■ Problem statement
Write out the full listing again, exactly as it stands.

------------------------------

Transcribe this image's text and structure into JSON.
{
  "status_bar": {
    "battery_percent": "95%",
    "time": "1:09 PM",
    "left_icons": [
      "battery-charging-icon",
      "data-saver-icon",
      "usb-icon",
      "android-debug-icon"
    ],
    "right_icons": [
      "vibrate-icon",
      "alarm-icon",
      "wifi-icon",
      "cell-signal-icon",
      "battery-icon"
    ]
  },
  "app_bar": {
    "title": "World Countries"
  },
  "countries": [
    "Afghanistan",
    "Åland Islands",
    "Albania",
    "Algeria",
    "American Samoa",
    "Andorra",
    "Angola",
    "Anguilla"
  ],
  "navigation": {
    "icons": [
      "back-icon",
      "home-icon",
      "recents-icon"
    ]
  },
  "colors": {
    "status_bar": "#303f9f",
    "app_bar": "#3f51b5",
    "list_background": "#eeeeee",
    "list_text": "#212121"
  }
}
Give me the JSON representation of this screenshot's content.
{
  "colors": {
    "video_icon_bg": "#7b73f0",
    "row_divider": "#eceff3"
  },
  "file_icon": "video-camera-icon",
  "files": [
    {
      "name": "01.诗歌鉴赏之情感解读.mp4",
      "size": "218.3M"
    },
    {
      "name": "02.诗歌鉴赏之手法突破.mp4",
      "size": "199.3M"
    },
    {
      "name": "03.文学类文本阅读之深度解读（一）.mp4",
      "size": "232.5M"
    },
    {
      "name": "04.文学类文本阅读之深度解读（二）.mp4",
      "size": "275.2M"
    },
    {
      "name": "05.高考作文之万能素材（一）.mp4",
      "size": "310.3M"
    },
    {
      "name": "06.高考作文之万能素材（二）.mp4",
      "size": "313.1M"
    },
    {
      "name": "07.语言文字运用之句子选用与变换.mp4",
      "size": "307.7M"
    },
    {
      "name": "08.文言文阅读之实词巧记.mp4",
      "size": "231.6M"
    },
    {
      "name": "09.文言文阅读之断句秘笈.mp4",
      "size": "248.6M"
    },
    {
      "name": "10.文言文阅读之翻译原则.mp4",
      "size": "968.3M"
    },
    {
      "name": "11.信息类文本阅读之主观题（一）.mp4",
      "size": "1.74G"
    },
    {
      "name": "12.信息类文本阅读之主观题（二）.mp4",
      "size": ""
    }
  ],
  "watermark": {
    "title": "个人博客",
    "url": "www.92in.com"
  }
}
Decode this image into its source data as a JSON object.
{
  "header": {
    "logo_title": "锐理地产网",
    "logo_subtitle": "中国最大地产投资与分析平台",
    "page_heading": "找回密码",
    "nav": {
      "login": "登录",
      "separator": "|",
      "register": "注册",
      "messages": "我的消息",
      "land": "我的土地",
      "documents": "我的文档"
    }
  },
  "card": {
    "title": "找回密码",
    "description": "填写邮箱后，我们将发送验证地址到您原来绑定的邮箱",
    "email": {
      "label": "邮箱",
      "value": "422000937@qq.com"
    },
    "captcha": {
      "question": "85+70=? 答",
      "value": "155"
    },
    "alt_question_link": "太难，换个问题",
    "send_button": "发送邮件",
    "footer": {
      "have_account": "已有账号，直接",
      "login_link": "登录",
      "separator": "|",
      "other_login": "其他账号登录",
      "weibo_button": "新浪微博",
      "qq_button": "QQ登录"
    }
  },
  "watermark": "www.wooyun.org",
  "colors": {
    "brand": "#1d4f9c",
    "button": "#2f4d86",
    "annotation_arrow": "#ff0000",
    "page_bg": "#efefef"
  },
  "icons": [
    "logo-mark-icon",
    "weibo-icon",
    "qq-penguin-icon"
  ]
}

------------------------------

■ Problem solution
Transcribe this image's text and structure into JSON.
{
  "status_bar": {
    "battery_percent": "95%",
    "time": "1:09 PM",
    "left_icons": [
      "battery-charging-icon",
      "data-saver-icon",
      "usb-icon",
      "android-debug-icon"
    ],
    "right_icons": [
      "vibrate-icon",
      "alarm-icon",
      "wifi-icon",
      "cell-signal-icon",
      "battery-icon"
    ]
  },
  "app_bar": {
    "title": "World Countries"
  },
  "countries": [
    "Afghanistan",
    "Åland Islands",
    "Albania",
    "Algeria",
    "American Samoa",
    "Andorra",
    "Angola",
    "Anguilla"
  ],
  "navigation": {
    "icons": [
      "back-icon",
      "home-icon",
      "recents-icon"
    ]
  },
  "colors": {
    "status_bar": "#303f9f",
    "app_bar": "#3f51b5",
    "list_background": "#eeeeee",
    "list_text": "#212121"
  }
}
Give me the JSON representation of this screenshot's content.
{
  "colors": {
    "video_icon_bg": "#7b73f0",
    "row_divider": "#eceff3"
  },
  "file_icon": "video-camera-icon",
  "files": [
    {
      "name": "01.诗歌鉴赏之情感解读.mp4",
      "size": "218.3M"
    },
    {
      "name": "02.诗歌鉴赏之手法突破.mp4",
      "size": "199.3M"
    },
    {
      "name": "03.文学类文本阅读之深度解读（一）.mp4",
      "size": "232.5M"
    },
    {
      "name": "04.文学类文本阅读之深度解读（二）.mp4",
      "size": "275.2M"
    },
    {
      "name": "05.高考作文之万能素材（一）.mp4",
      "size": "310.3M"
    },
    {
      "name": "06.高考作文之万能素材（二）.mp4",
      "size": "313.1M"
    },
    {
      "name": "07.语言文字运用之句子选用与变换.mp4",
      "size": "307.7M"
    },
    {
      "name": "08.文言文阅读之实词巧记.mp4",
      "size": "231.6M"
    },
    {
      "name": "09.文言文阅读之断句秘笈.mp4",
      "size": "248.6M"
    },
    {
      "name": "10.文言文阅读之翻译原则.mp4",
      "size": "968.3M"
    },
    {
      "name": "11.信息类文本阅读之主观题（一）.mp4",
      "size": "1.74G"
    },
    {
      "name": "12.信息类文本阅读之主观题（二）.mp4",
      "size": ""
    }
  ],
  "watermark": {
    "title": "个人博客",
    "url": "www.92in.com"
  }
}
Decode this image into its source data as a JSON object.
{
  "header": {
    "logo_title": "锐理地产网",
    "logo_subtitle": "中国最大地产投资与分析平台",
    "page_heading": "找回密码",
    "nav": {
      "login": "登录",
      "separator": "|",
      "register": "注册",
      "messages": "我的消息",
      "land": "我的土地",
      "documents": "我的文档"
    }
  },
  "card": {
    "title": "找回密码",
    "description": "填写邮箱后，我们将发送验证地址到您原来绑定的邮箱",
    "email": {
      "label": "邮箱",
      "value": "422000937@qq.com"
    },
    "captcha": {
      "question": "85+70=? 答",
      "value": "155"
    },
    "alt_question_link": "太难，换个问题",
    "send_button": "发送邮件",
    "footer": {
      "have_account": "已有账号，直接",
      "login_link": "登录",
      "separator": "|",
      "other_login": "其他账号登录",
      "weibo_button": "新浪微博",
      "qq_button": "QQ登录"
    }
  },
  "watermark": "www.wooyun.org",
  "colors": {
    "brand": "#1d4f9c",
    "button": "#2f4d86",
    "annotation_arrow": "#ff0000",
    "page_bg": "#efefef"
  },
  "icons": [
    "logo-mark-icon",
    "weibo-icon",
    "qq-penguin-icon"
  ]
}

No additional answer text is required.